Task brief » Collect all lines containing the word "Mohamed" from the data.

Record list »
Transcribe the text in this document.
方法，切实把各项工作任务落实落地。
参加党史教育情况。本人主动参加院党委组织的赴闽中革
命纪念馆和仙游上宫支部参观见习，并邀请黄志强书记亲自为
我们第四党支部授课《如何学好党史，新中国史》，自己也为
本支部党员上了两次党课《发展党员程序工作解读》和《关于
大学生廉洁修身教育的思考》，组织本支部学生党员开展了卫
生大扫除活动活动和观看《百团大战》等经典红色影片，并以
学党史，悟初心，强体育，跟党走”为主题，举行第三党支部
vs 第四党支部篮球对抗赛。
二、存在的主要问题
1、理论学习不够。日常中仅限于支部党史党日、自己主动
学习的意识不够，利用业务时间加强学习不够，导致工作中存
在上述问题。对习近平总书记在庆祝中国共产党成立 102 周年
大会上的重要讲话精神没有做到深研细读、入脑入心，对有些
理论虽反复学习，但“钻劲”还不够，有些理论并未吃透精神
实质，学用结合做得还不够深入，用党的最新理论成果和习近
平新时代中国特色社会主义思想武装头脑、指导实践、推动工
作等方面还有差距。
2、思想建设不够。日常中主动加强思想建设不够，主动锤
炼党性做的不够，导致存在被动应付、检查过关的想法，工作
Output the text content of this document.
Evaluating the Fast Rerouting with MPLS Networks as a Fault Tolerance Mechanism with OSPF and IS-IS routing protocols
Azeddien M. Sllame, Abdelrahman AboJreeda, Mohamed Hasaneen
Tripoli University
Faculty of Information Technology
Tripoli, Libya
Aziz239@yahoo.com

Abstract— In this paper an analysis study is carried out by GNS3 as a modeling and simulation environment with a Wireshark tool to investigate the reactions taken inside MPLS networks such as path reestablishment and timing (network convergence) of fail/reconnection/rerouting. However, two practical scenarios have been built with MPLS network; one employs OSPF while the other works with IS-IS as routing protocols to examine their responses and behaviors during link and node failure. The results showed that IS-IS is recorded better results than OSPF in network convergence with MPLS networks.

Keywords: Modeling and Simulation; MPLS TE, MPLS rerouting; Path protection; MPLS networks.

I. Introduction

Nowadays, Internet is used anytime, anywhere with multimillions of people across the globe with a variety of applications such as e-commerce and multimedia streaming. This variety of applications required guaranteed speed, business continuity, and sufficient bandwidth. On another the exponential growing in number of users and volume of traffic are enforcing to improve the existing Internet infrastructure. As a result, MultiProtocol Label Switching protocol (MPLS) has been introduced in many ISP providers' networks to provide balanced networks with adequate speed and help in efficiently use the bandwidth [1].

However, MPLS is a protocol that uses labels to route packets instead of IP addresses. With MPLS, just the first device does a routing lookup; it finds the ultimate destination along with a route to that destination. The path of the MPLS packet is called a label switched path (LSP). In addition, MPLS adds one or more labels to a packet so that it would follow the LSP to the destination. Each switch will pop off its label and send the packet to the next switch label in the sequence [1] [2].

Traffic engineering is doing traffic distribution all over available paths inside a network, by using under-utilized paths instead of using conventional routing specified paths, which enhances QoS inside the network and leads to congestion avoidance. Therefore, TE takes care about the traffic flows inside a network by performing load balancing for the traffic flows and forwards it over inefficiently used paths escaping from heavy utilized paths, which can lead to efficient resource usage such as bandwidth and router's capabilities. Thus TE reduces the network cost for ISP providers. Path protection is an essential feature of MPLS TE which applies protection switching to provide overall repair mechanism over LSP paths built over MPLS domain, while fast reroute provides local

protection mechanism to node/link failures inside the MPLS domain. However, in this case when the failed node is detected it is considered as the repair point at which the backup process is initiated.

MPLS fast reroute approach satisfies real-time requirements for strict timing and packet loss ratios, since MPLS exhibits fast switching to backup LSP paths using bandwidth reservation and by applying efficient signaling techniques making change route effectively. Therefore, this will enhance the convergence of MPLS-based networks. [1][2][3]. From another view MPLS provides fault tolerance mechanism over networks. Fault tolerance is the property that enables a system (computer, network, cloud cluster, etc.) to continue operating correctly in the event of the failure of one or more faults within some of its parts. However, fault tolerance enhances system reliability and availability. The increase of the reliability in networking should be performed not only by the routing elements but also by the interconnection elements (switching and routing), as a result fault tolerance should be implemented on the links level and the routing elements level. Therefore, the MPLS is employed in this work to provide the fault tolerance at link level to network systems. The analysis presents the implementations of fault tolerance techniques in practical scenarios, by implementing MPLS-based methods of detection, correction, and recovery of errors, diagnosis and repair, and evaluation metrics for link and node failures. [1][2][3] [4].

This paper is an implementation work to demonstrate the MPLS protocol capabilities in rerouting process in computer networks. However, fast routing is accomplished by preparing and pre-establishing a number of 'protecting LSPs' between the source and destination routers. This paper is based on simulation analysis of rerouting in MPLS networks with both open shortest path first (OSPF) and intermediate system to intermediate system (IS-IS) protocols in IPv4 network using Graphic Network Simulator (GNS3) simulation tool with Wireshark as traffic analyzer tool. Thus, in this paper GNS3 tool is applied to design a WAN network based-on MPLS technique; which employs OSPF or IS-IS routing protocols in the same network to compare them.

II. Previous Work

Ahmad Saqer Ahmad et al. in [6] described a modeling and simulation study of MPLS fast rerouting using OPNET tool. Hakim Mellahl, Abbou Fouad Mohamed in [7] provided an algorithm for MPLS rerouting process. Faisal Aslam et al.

Task response »
Azeddien M. Sllame, Abdelrahman AboJreeda, Mohamed Hasaneen
Ahmad Saqer Ahmad et al. in [6] described a modeling and simulation study of MPLS fast rerouting using OPNET tool. Hakim Mellahl, Abbou Fouad Mohamed in [7] provided an algorithm for MPLS rerouting process. Faisal Aslam et al.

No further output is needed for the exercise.